### Task details
Determine how many lines contain the string "Example", then reply with that figure only.

### Records to process
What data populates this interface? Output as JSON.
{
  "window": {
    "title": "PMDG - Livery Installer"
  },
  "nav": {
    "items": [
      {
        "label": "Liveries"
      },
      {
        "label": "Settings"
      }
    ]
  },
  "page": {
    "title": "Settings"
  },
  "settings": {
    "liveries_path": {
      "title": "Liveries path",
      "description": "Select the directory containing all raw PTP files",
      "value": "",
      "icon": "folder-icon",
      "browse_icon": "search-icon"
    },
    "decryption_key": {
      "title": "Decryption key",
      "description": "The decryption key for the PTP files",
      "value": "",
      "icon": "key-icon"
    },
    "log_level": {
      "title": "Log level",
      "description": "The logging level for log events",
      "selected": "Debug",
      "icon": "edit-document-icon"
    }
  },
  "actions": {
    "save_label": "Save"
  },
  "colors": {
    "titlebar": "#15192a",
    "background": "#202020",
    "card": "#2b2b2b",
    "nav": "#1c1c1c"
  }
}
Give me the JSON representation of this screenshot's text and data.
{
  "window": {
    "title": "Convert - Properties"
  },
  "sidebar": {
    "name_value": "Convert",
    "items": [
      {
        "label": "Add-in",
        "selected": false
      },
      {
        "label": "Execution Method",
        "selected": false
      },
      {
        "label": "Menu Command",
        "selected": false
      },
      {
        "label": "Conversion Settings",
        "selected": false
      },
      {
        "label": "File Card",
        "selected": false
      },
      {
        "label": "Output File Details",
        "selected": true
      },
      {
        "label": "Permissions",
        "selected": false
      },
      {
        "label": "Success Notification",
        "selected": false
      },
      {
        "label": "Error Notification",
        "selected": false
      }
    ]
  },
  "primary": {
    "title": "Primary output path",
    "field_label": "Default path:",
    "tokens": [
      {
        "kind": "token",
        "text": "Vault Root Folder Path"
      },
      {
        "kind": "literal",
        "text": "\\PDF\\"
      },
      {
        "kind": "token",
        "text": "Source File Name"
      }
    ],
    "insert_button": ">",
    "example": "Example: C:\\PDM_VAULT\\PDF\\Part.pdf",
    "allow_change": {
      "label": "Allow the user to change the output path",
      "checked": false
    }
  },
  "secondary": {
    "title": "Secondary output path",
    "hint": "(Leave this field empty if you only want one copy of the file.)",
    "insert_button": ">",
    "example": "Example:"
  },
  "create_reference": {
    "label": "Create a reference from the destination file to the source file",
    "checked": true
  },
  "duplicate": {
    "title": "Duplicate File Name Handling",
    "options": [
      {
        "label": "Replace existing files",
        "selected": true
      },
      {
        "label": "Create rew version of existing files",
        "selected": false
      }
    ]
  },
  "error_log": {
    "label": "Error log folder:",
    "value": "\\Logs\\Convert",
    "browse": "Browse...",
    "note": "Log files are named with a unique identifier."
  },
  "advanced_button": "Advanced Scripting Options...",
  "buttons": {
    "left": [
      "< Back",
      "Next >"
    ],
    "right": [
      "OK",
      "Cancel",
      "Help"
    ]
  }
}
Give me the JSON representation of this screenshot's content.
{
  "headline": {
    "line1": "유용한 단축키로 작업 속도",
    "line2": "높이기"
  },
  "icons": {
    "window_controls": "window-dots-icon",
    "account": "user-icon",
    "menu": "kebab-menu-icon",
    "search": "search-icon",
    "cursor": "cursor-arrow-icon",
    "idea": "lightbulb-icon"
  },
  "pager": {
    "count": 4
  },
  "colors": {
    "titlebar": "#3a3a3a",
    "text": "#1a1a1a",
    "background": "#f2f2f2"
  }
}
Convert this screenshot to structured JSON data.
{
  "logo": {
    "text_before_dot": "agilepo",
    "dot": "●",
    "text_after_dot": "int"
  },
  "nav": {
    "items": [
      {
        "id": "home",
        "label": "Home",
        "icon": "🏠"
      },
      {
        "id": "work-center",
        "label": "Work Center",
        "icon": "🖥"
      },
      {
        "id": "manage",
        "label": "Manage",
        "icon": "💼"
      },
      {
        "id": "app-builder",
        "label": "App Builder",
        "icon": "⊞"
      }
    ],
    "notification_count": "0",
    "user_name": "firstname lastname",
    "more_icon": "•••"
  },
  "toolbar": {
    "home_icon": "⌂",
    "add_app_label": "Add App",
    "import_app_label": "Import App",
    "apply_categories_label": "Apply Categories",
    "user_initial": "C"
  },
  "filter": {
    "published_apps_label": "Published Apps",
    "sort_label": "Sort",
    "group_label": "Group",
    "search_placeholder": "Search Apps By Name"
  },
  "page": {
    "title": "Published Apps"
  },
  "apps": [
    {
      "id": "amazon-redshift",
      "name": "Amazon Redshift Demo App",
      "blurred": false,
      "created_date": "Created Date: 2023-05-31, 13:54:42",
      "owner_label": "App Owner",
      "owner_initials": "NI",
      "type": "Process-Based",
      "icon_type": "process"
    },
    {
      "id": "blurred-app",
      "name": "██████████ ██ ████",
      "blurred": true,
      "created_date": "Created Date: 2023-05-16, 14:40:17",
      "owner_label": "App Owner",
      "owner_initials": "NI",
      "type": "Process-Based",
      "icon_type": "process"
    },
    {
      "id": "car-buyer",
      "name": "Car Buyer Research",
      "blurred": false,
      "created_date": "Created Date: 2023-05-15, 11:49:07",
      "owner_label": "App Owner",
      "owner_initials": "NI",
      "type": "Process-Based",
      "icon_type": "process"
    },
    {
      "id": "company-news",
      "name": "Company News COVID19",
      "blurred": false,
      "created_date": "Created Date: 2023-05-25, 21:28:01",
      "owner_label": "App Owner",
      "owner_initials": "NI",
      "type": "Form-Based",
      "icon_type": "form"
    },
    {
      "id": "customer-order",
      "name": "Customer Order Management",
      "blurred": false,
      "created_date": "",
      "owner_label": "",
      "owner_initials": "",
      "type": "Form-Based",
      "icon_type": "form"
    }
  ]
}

### Result below
2